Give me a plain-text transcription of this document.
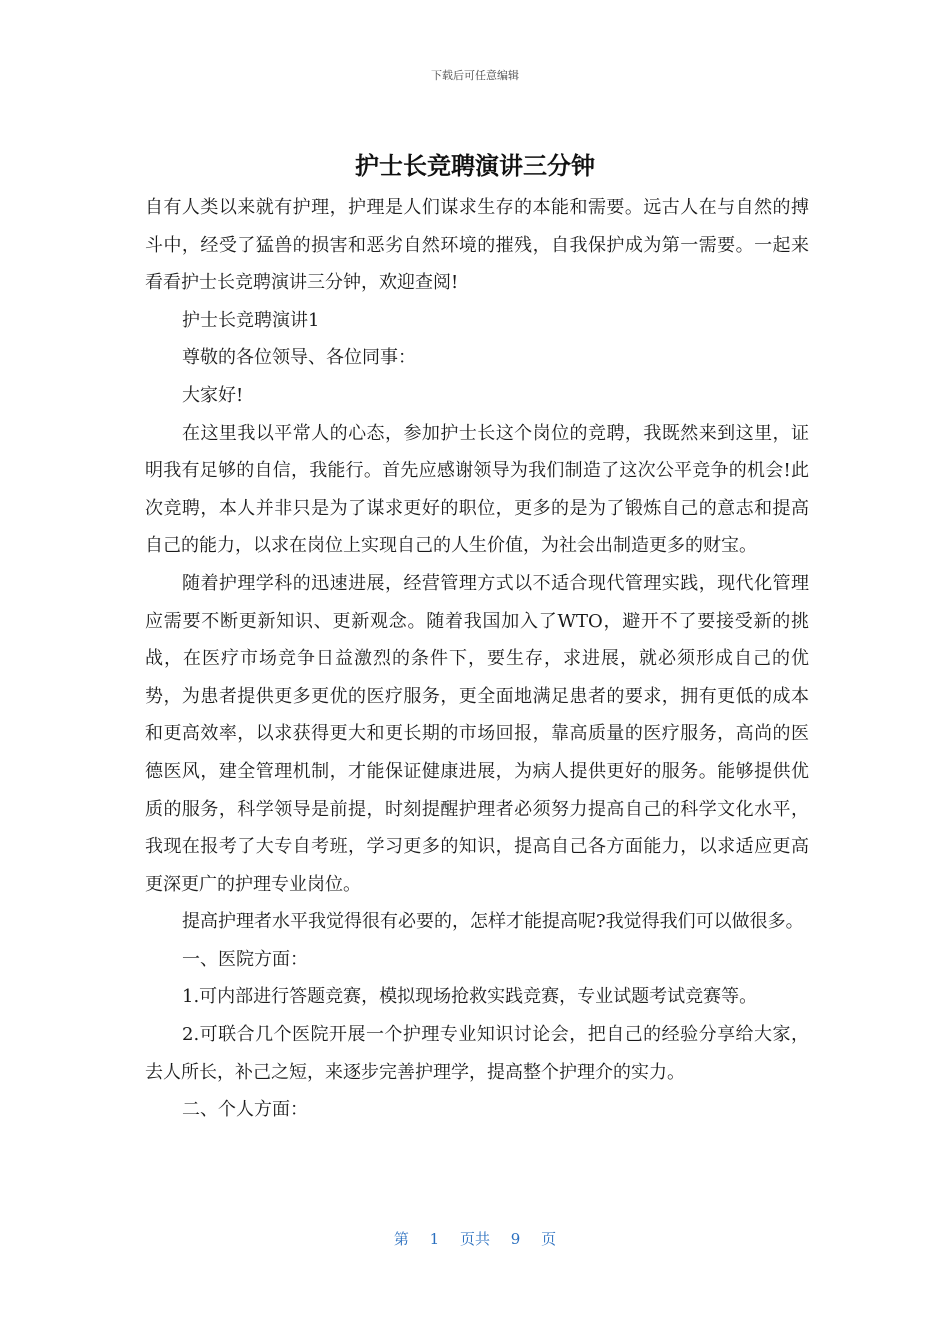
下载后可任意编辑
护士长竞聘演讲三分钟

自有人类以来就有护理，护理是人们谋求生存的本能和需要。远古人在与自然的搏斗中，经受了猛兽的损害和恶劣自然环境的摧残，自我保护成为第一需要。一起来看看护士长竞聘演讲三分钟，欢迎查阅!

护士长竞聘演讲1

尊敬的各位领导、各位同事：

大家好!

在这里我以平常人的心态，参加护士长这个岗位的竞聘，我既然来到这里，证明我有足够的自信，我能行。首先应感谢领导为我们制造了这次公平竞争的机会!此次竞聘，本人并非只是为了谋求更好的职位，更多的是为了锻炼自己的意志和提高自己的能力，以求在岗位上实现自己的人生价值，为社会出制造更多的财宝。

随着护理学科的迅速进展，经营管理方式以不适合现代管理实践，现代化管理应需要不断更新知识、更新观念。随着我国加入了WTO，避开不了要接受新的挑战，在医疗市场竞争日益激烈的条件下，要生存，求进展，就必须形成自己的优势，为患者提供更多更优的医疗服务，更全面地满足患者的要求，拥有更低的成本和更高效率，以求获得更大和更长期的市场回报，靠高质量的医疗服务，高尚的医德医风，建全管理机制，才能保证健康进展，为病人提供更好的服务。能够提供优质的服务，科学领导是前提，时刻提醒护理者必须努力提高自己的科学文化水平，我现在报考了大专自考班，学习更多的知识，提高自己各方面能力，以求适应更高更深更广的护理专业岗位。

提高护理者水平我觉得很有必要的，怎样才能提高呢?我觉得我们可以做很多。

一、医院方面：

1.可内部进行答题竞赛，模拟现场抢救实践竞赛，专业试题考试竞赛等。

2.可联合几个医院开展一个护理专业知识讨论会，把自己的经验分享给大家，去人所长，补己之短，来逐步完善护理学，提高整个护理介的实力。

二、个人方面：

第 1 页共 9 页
---
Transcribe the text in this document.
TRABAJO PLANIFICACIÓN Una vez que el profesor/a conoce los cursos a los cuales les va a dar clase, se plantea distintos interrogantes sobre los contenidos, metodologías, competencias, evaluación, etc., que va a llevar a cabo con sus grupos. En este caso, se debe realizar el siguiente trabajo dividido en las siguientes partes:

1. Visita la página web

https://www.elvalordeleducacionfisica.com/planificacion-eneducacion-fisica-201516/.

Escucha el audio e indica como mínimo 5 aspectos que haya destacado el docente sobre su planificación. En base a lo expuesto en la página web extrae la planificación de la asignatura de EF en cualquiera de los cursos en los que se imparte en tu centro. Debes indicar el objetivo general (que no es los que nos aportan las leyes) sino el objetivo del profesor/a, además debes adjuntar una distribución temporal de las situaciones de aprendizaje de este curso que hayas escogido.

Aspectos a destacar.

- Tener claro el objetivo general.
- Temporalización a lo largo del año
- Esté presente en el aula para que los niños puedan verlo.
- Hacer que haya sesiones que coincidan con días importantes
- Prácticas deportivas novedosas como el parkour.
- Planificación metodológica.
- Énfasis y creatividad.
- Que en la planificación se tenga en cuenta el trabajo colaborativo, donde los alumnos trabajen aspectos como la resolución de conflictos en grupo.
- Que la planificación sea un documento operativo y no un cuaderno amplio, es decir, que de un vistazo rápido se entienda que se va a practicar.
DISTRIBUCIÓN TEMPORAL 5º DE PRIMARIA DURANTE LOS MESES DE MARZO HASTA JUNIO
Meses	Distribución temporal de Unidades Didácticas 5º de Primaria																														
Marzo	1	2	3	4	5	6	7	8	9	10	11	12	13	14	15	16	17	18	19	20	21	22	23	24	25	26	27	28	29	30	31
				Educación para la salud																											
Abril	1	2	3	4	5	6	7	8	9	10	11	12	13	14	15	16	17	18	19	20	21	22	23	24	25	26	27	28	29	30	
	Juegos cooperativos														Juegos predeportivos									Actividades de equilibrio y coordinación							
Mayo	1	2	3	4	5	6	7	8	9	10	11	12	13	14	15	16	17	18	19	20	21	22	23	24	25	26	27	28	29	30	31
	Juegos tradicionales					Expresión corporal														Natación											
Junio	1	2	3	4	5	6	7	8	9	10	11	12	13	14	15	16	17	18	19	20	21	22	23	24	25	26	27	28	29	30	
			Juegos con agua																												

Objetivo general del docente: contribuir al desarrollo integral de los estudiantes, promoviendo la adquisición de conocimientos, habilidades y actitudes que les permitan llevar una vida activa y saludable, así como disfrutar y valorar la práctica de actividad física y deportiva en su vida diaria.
==
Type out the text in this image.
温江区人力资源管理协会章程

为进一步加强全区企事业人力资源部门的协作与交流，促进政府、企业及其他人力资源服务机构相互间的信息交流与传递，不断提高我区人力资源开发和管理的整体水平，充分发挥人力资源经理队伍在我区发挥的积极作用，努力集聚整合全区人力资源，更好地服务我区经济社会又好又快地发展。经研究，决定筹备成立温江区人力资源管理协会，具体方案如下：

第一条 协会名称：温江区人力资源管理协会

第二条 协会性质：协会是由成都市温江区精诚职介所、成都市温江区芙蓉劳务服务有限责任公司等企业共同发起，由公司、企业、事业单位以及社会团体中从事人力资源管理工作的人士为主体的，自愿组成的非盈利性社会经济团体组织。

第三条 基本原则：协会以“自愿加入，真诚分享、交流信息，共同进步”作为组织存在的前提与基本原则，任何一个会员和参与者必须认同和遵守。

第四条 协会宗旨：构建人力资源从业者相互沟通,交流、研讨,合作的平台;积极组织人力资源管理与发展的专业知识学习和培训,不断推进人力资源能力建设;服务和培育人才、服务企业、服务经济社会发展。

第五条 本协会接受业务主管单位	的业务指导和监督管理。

- PROBLEM DETAILS
Answer with one number: how many lines in the listing hold "sobre".

- COMPLETE ANSWER
2